* [Supplied entries]

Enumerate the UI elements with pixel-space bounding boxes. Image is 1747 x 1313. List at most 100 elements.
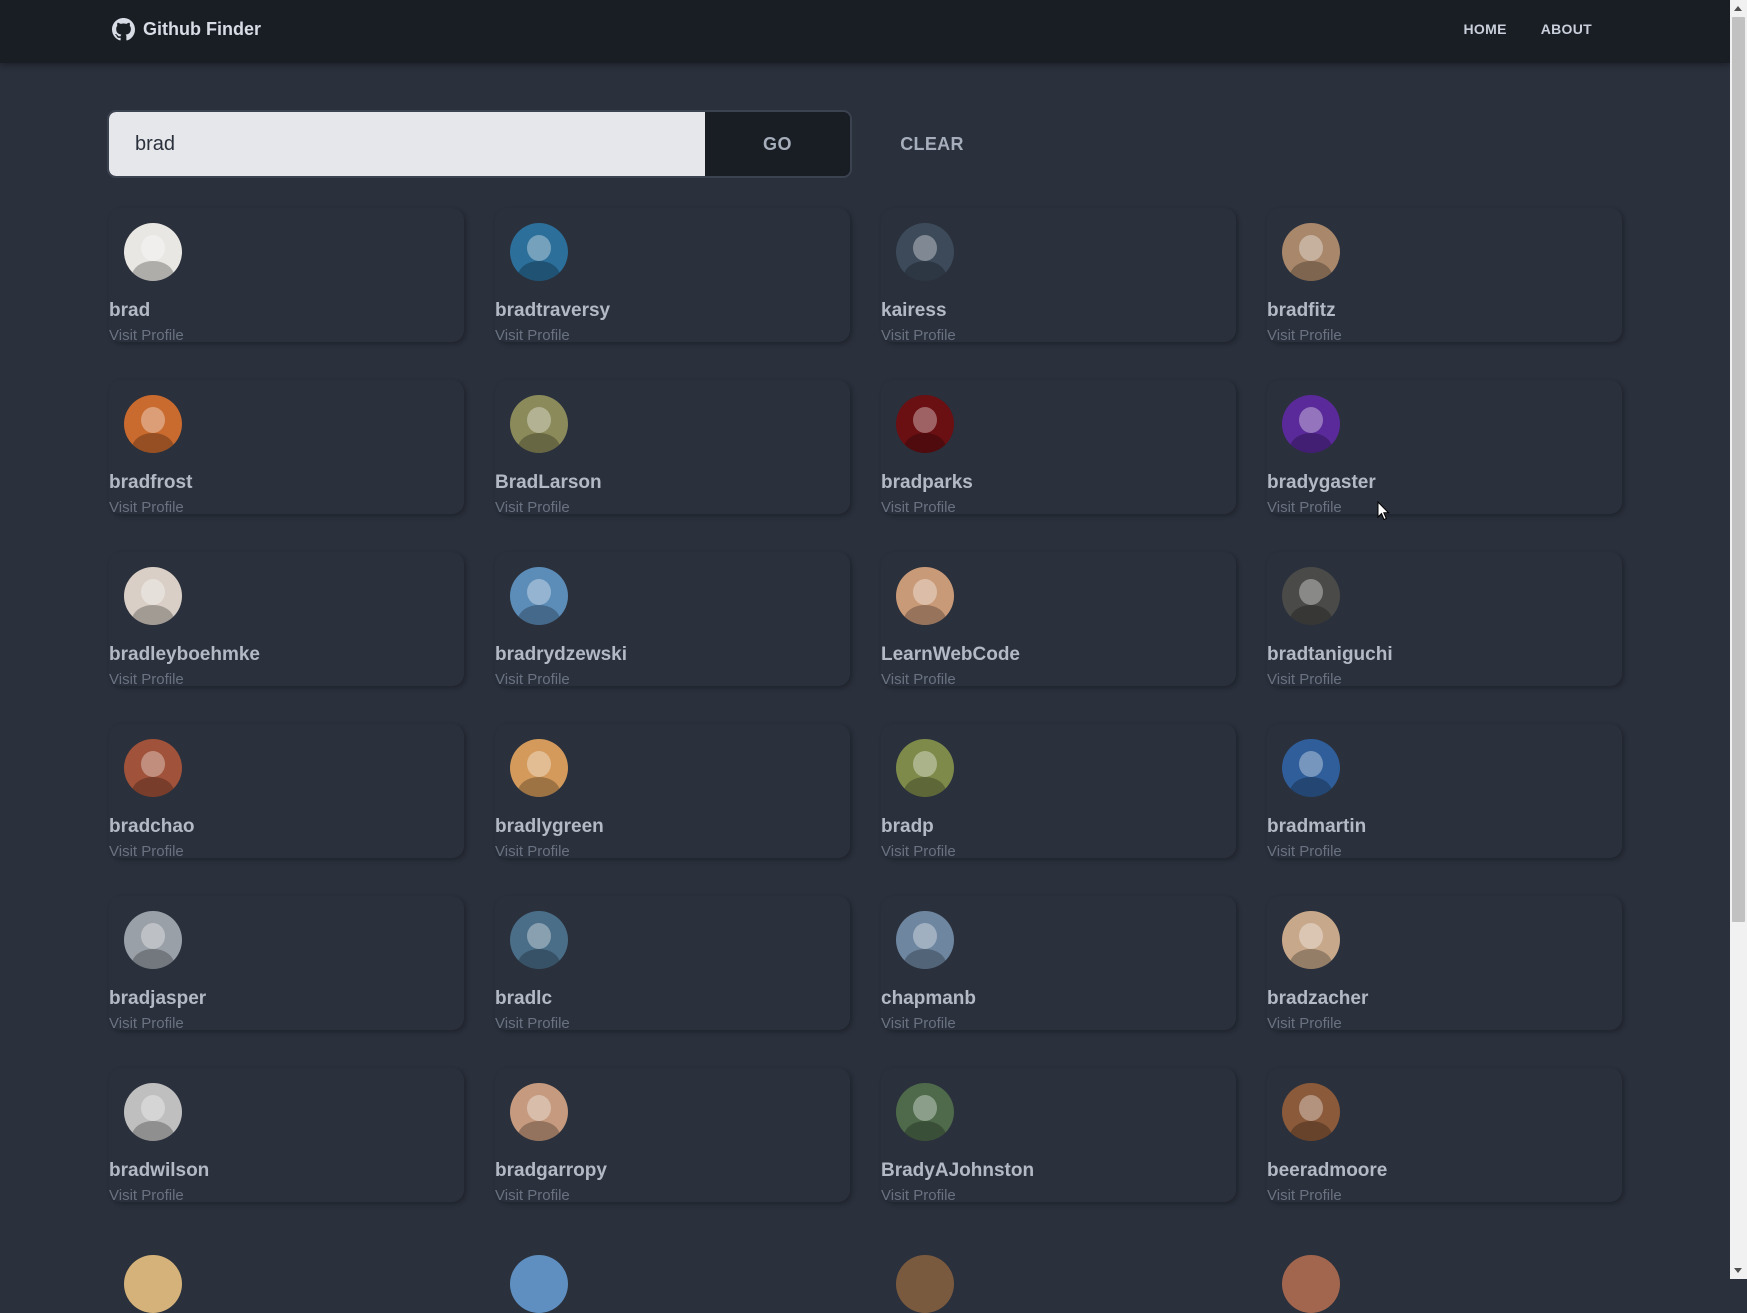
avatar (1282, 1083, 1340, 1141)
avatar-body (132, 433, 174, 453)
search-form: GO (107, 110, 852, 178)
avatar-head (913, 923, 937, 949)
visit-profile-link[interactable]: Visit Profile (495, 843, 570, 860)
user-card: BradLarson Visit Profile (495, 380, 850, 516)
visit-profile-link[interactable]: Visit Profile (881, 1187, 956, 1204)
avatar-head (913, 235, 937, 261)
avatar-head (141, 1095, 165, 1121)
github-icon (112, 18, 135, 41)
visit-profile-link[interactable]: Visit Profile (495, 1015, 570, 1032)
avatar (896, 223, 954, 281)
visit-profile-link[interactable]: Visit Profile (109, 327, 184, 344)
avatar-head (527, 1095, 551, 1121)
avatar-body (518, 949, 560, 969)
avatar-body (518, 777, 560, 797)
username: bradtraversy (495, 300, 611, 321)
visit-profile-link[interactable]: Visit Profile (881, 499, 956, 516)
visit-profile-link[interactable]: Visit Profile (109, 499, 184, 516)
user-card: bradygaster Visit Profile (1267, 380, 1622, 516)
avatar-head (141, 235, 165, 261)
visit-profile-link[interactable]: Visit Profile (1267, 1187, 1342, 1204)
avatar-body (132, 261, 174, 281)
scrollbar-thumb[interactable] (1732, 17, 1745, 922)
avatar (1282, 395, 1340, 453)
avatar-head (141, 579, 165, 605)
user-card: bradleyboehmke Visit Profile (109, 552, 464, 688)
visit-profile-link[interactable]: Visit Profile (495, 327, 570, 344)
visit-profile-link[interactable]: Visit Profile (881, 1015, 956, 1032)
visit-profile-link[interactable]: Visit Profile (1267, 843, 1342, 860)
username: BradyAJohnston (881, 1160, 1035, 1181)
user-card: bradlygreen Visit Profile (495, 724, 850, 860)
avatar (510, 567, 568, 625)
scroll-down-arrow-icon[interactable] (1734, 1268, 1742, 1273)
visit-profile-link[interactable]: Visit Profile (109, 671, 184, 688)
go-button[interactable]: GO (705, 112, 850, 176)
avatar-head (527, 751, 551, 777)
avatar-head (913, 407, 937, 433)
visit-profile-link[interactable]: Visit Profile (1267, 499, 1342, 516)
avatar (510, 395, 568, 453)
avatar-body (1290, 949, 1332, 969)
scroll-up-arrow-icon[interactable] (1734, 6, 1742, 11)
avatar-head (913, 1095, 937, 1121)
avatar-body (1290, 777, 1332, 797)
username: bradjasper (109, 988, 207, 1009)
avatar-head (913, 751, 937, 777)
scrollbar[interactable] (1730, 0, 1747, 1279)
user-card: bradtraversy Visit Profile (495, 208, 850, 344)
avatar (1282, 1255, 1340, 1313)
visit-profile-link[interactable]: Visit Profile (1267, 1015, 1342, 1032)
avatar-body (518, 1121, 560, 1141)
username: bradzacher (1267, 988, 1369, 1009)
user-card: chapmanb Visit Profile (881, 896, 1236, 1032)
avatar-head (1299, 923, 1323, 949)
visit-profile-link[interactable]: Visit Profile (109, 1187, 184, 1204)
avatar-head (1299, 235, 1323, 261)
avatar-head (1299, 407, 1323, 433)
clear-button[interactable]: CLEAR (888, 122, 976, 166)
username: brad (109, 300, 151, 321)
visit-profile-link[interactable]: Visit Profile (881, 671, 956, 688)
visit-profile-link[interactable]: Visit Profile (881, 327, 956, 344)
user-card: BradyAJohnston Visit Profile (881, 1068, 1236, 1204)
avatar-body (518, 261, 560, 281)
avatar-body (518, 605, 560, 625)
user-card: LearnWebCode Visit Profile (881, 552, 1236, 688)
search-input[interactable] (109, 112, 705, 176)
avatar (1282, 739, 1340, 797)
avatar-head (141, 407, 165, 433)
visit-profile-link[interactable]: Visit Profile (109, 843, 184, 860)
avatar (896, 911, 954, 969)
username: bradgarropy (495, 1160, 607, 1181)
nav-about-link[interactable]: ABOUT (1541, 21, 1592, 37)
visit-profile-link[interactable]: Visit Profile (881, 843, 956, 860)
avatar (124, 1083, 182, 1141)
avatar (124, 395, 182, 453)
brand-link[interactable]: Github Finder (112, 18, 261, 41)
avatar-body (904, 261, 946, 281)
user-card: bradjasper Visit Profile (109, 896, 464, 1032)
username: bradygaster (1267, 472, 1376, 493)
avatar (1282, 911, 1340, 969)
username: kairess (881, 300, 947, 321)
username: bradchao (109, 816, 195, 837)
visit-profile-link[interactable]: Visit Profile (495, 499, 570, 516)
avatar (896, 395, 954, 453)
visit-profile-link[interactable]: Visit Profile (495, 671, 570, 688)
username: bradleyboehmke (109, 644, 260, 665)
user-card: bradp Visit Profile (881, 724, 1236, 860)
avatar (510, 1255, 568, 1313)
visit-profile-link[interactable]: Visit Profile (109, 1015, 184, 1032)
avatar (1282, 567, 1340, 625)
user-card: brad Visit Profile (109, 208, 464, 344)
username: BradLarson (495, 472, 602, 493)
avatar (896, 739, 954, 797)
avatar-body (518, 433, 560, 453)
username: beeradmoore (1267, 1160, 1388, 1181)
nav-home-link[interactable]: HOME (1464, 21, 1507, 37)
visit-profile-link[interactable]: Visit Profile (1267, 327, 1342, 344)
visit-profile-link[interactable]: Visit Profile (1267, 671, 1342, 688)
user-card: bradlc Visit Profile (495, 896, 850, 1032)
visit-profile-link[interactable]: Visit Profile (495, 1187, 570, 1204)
* * *
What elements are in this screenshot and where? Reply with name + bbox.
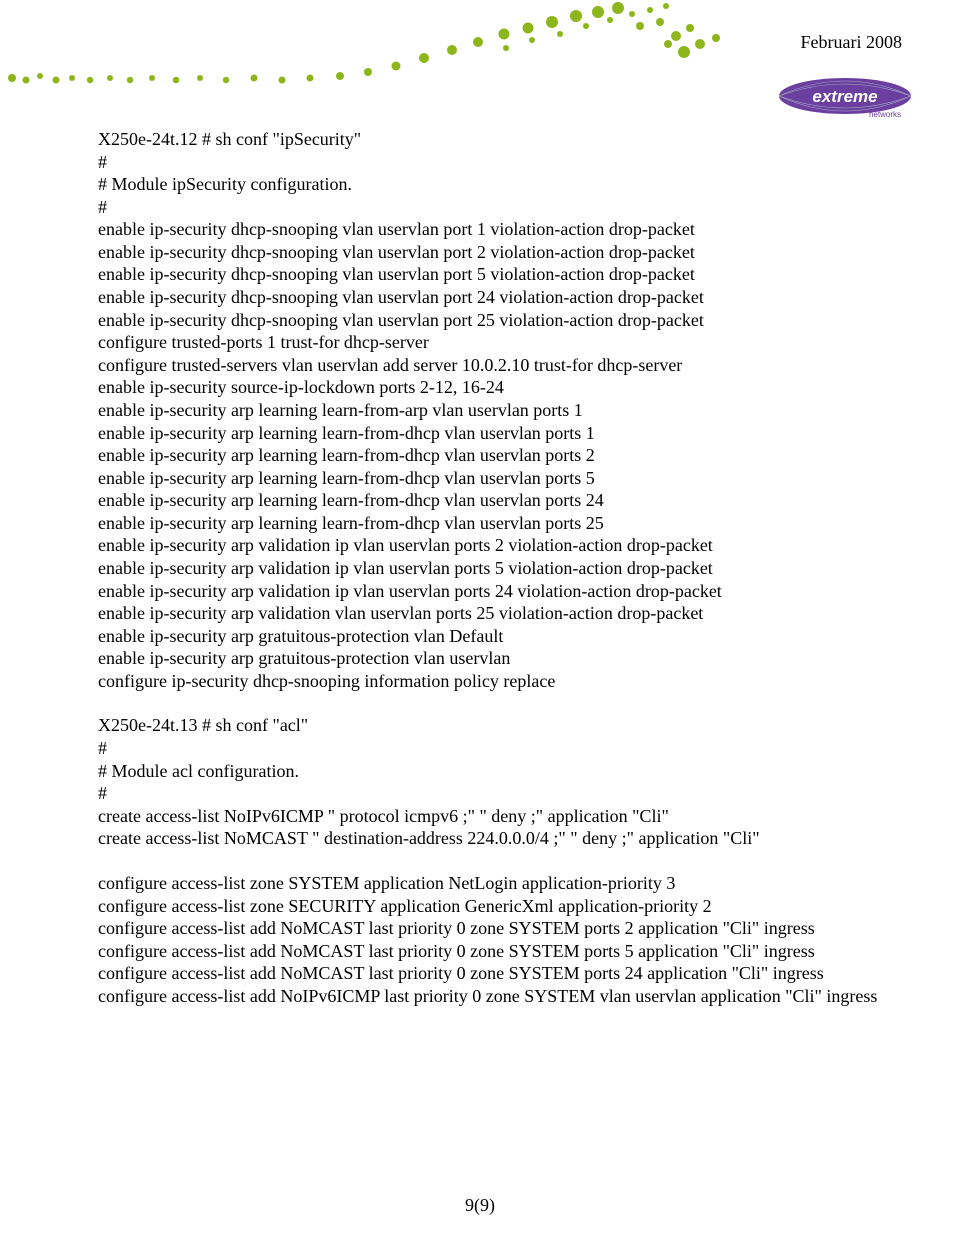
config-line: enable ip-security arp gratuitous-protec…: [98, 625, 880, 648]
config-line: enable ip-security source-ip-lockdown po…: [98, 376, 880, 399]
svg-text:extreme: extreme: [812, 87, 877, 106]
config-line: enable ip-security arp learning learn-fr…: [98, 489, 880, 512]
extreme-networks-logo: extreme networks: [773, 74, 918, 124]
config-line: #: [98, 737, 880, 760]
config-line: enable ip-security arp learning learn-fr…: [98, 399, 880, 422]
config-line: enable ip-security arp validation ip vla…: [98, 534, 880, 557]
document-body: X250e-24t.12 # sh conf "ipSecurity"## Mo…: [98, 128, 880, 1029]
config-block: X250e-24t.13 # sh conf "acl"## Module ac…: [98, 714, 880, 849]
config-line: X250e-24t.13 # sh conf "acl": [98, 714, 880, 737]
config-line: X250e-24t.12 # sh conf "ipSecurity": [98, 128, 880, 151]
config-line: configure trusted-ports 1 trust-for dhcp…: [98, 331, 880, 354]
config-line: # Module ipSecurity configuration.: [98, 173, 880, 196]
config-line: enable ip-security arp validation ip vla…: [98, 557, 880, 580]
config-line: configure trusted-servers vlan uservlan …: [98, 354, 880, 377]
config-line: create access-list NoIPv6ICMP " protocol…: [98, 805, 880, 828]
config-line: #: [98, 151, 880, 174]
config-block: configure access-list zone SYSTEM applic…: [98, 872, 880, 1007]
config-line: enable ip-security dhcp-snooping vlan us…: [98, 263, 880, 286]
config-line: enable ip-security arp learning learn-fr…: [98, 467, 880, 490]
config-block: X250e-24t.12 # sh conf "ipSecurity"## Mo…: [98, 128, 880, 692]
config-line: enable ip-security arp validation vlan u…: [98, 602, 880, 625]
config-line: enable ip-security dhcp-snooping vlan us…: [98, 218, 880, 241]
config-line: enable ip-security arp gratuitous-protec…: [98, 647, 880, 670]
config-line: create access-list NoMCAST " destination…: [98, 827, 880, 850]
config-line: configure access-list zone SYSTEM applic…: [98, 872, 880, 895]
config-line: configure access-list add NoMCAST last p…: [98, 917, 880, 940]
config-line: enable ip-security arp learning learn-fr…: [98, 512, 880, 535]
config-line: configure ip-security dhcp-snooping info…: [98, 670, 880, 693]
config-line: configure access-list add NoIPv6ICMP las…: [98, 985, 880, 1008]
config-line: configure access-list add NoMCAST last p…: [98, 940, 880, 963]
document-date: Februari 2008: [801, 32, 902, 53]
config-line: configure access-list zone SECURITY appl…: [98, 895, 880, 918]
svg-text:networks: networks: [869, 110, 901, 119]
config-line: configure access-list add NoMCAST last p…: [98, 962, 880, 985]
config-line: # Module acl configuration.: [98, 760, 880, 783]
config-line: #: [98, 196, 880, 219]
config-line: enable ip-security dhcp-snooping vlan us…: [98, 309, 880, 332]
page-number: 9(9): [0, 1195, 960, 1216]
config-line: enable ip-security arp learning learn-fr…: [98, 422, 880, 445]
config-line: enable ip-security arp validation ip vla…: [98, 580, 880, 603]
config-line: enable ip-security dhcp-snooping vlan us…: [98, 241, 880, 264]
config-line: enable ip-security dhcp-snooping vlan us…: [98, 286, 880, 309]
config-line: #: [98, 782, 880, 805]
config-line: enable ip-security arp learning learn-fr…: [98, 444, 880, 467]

* [Problem details] Retype the records above, starting at the line that contains "625, 880, 648]" and stopping after the line that contains "extreme-networks-logo: extreme networks: [773, 74, 918, 124]".

* [Solution for this exercise]
config-line: enable ip-security arp gratuitous-protec…: [98, 625, 880, 648]
config-line: enable ip-security source-ip-lockdown po…: [98, 376, 880, 399]
svg-text:extreme: extreme: [812, 87, 877, 106]
config-line: enable ip-security arp learning learn-fr…: [98, 489, 880, 512]
extreme-networks-logo: extreme networks: [773, 74, 918, 124]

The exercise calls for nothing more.